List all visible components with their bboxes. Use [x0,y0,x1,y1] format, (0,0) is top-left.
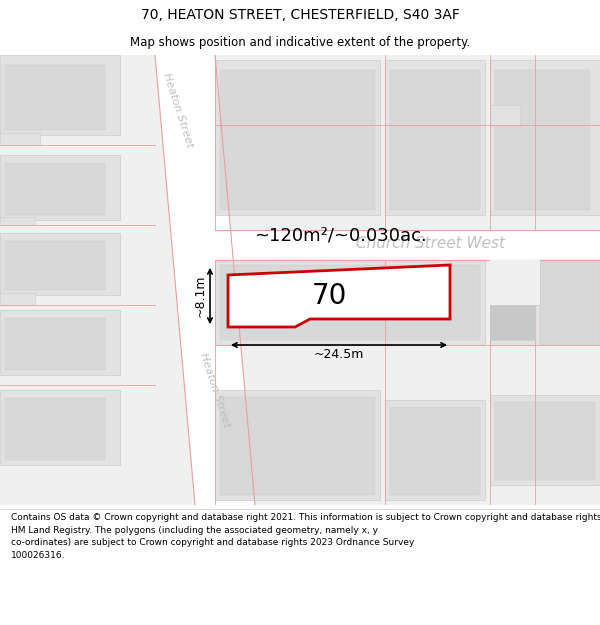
Bar [215,60,380,215]
Bar [215,260,485,345]
Bar [490,305,535,340]
Bar [490,105,520,125]
Bar [495,70,590,210]
Bar [0,390,120,465]
Text: Contains OS data © Crown copyright and database right 2021. This information is : Contains OS data © Crown copyright and d… [11,513,600,560]
Bar [390,407,480,495]
Bar [220,397,375,495]
Bar [5,163,105,215]
Bar [490,395,600,485]
Bar [490,260,540,290]
Bar [0,293,35,305]
Text: Heaton Street: Heaton Street [198,351,232,429]
Bar [215,390,380,500]
Text: Heaton Street: Heaton Street [161,71,195,149]
Bar [540,260,600,345]
Bar [390,70,480,210]
Text: ~120m²/~0.030ac.: ~120m²/~0.030ac. [254,226,427,244]
Bar [5,65,105,130]
Bar [0,310,120,375]
Polygon shape [228,265,450,327]
Text: 70: 70 [311,282,347,310]
Bar [490,60,600,215]
Bar [0,133,40,145]
Bar [220,70,375,210]
Text: Map shows position and indicative extent of the property.: Map shows position and indicative extent… [130,36,470,49]
Bar [0,217,35,225]
Bar [5,398,105,460]
Text: ~24.5m: ~24.5m [314,348,364,361]
Text: Church Street West: Church Street West [355,236,505,251]
Bar [0,233,120,295]
Bar [490,260,600,345]
Bar [0,155,120,220]
Bar [220,265,480,340]
Bar [0,55,120,135]
Bar [215,230,600,260]
Bar [5,318,105,370]
Bar [385,400,485,500]
Bar [385,60,485,215]
Text: 70, HEATON STREET, CHESTERFIELD, S40 3AF: 70, HEATON STREET, CHESTERFIELD, S40 3AF [140,8,460,22]
Text: ~8.1m: ~8.1m [194,275,207,318]
Bar [5,241,105,290]
Bar [495,402,595,480]
Bar [490,280,540,305]
Polygon shape [155,55,255,505]
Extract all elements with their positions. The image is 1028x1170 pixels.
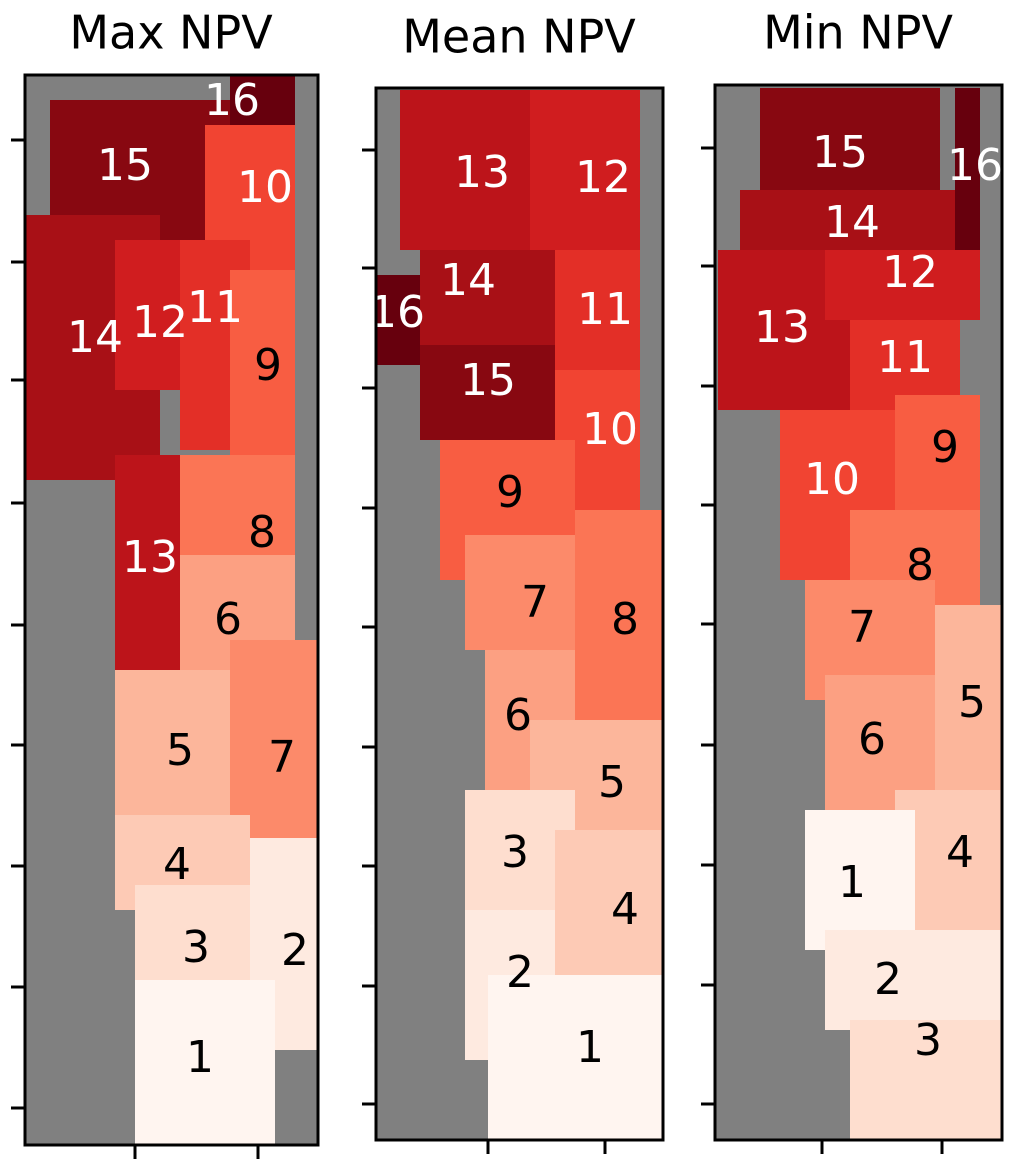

============

**Short exercise**
Lay out the data from the line with "Bar [215,60,380,215]" to the line with "Bar [540,260,600,345]" as a Markdown table, using a Row column for the row number and a Line column for each line, and skipping any blank lines.

**Exercise response**
| Row | Line |
|---|---|
| 1 | Bar [215,60,380,215] |
| 2 | Bar [215,260,485,345] |
| 3 | Bar [490,305,535,340] |
| 4 | Bar [490,105,520,125] |
| 5 | Bar [495,70,590,210] |
| 6 | Bar [0,390,120,465] |
| 7 | Text: Contains OS data © Crown copyright and database right 2021. This information is : Contains OS data © Crown copyright and d… [11,513,600,560] |
| 8 | Bar [390,407,480,495] |
| 9 | Bar [220,397,375,495] |
| 10 | Bar [5,163,105,215] |
| 11 | Bar [490,395,600,485] |
| 12 | Bar [490,260,540,290] |
| 13 | Bar [0,293,35,305] |
| 14 | Text: Heaton Street: Heaton Street [198,351,232,429] |
| 15 | Bar [215,390,380,500] |
| 16 | Text: Heaton Street: Heaton Street [161,71,195,149] |
| 17 | Bar [540,260,600,345] |